_SOURCE PASSAGE_
One of the most common conversations I’ve had with clients over the last few years is how to move from waterfall to Scrum. They want to understand the agile transformation steps, or, how to move from traditional development to using the Scrum Framework. Based on those discussions and years of experience leading and supporting these transformations for my clients, I’ve compiled this short guide on planning and executing an agile pilot or an agile transformation in your organization. In it you will see the agile transformation steps clearly identified. Making the change to the Scrum Framework is not simple. Many organizations have tried and failed. In the downloadable guide, I’ve outlined some of the patterns that have led to success as well as pointed out some of the common traps that others have fallen into. Though there is no one perfect pattern, by following these guidelines and running small experiments, you too can successfully navigate the change from what you are doing today to success with Agile and Scrum. We recommend an approach that consists of Planning, Training, and Coaching. And then Iterate.
Key Agile Transformation Steps
Most successful transformation include a set of key Agile Transformation Steps. No need to reinvent the wheel, there are patterns for success that should be leveraged. At a high level, there is planning, training and coaching. Let’s look at each of these high level agile transformation steps in detail. Before we dive in, I should point out that the transformation won’t be a success without leadership. You can read more why in How Agile Leaders Create Agility and the Leaders Role during an Agile Transformation.

_DATA LISTING_
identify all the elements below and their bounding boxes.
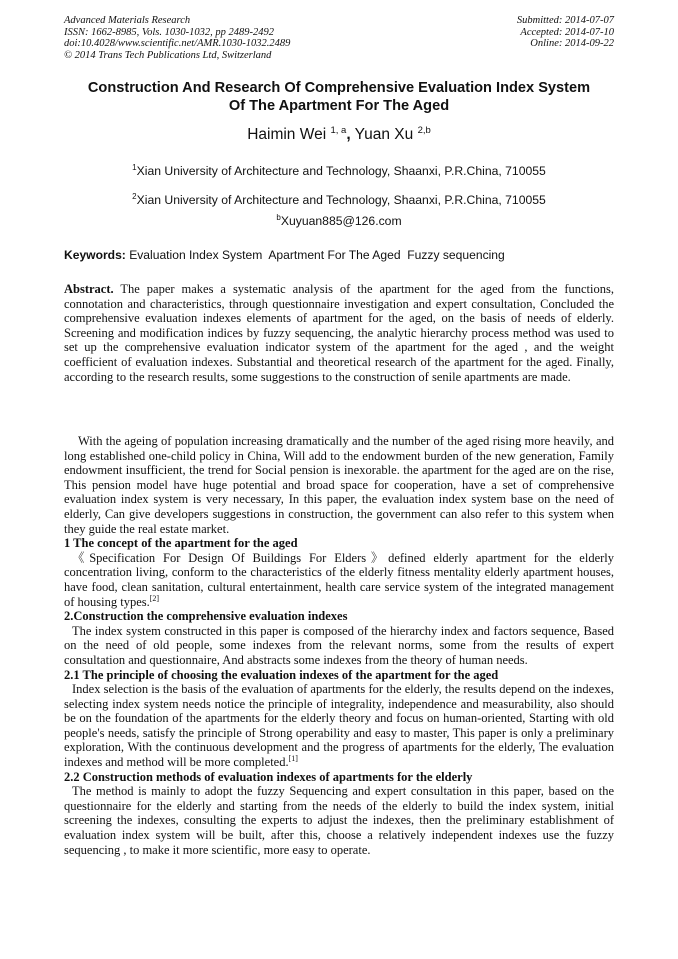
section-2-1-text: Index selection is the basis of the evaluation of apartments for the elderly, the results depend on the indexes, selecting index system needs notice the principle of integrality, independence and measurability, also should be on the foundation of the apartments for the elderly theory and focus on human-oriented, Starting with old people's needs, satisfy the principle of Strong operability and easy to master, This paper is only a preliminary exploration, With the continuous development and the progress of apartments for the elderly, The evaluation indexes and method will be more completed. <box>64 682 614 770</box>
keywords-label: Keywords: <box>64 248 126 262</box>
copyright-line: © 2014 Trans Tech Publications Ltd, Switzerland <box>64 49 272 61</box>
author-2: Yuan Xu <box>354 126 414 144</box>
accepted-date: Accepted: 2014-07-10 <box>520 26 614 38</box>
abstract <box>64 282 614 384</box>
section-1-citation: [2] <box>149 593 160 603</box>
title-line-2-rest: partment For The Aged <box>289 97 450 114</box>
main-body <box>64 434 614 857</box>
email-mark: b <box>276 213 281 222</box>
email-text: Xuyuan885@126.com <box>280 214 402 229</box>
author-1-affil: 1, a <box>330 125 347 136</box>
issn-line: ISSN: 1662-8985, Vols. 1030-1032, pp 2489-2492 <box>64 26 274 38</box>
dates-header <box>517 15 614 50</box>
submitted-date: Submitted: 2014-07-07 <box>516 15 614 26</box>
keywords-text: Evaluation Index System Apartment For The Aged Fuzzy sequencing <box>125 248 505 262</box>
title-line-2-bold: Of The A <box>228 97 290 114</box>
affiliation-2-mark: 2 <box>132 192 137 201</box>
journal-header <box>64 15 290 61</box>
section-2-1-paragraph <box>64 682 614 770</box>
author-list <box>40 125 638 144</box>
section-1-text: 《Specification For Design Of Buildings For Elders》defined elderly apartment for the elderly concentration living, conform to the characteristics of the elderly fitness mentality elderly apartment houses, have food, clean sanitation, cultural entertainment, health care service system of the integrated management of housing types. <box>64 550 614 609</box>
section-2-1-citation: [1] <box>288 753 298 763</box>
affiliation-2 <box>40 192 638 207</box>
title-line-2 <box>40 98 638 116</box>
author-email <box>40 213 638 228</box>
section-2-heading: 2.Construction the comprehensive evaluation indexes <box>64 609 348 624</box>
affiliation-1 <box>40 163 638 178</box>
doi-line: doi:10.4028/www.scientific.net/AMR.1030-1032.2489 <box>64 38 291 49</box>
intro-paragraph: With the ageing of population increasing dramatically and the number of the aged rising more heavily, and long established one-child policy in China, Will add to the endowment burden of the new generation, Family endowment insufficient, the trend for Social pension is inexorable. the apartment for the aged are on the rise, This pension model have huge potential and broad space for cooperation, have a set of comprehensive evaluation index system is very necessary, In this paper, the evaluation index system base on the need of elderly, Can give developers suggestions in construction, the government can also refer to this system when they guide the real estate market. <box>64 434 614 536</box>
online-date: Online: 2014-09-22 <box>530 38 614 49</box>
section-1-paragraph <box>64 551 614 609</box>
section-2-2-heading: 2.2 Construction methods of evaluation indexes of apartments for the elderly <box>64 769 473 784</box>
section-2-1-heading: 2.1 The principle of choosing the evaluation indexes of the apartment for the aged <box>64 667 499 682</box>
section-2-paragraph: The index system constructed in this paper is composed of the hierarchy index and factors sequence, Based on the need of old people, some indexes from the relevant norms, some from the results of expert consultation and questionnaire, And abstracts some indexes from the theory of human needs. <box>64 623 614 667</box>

_WHAT THIS EXERCISE ASKS_
1. Rewrite the paragraph of the agile transformation passage beginning "Most successful transformation include" as a short bulleted list that keeps its main facts.
2. Write the next part of the agile transformation passage, picking up after its final sentence.
The lines that come after the text are not needed for this work.

_TASK-BY-TASK ANSWERS_
1.
- Most successful transformations follow a set of key agile transformation steps.
- Proven patterns for success already exist and should be used rather than reinventing the wheel.
- At a high level, the steps are planning, training, and coaching, each of which will be examined in detail.
- The transformation cannot succeed without leadership, a point covered further in How Agile Leaders Create Agility and the Leaders Role during an Agile Transformation.

2.
Step 1: Planning for the Transformation
The first is planning. To effectively use Scrum, you will need to do some planning upfront to make sure you have the right people, processes, support, and tools in place. You will need to plan for the Scrum roles and a complete, cross-functional development teams that can take items all the way to done. Identifying a qualified and interested person to be the Scrum Master is an important consideration. Certification for Scrum Masters is highly recommended. You also need a clear and prioritized backlog of work for the product and identify a Product Owner who can be engaged and empowered to manage that backlog. Leaders will need to determine a sprint length that works with their product and other dependent teams. Consider how the team will work with any dependent teams or vendors. Finally, you need to plan for organizational support including looking at the potential barriers the team will face, the governance requirements, and interfaces beyond the team. Though we describe this step as once and done, it is rarely that. We will often use a Kanban board to track progress during the planning phase. And we revise our plans continuously.
Step 2: Training on Agile and Scrum
The planning we did in the previous step is followed closely by Training and sometimes these activities overlap. That is OK, sometimes the people Planning need some training to make better plans! Both are important. Because Scrum sounds pretty simple, many people are tempted to skip training entirely or save money by using internal trainers that haven’t used and don’t fully understand Scrum. Those short-term savings can have huge long-term costs. You are going to want everyone to understand and buy-in, so spend the time and effort to do it well. Hire trainers that have been through a Waterfall to Scrum Transition before, preferably someone who has supported dozens of organizations. We highly recommend role-based training for organizations launching new Scrum teams. This includes Agile and Scrum Training for Teams, Scrum Master Certification, Scrum Product Owner, and Agile for Leaders training for those managers and leaders who need to understand and support teams.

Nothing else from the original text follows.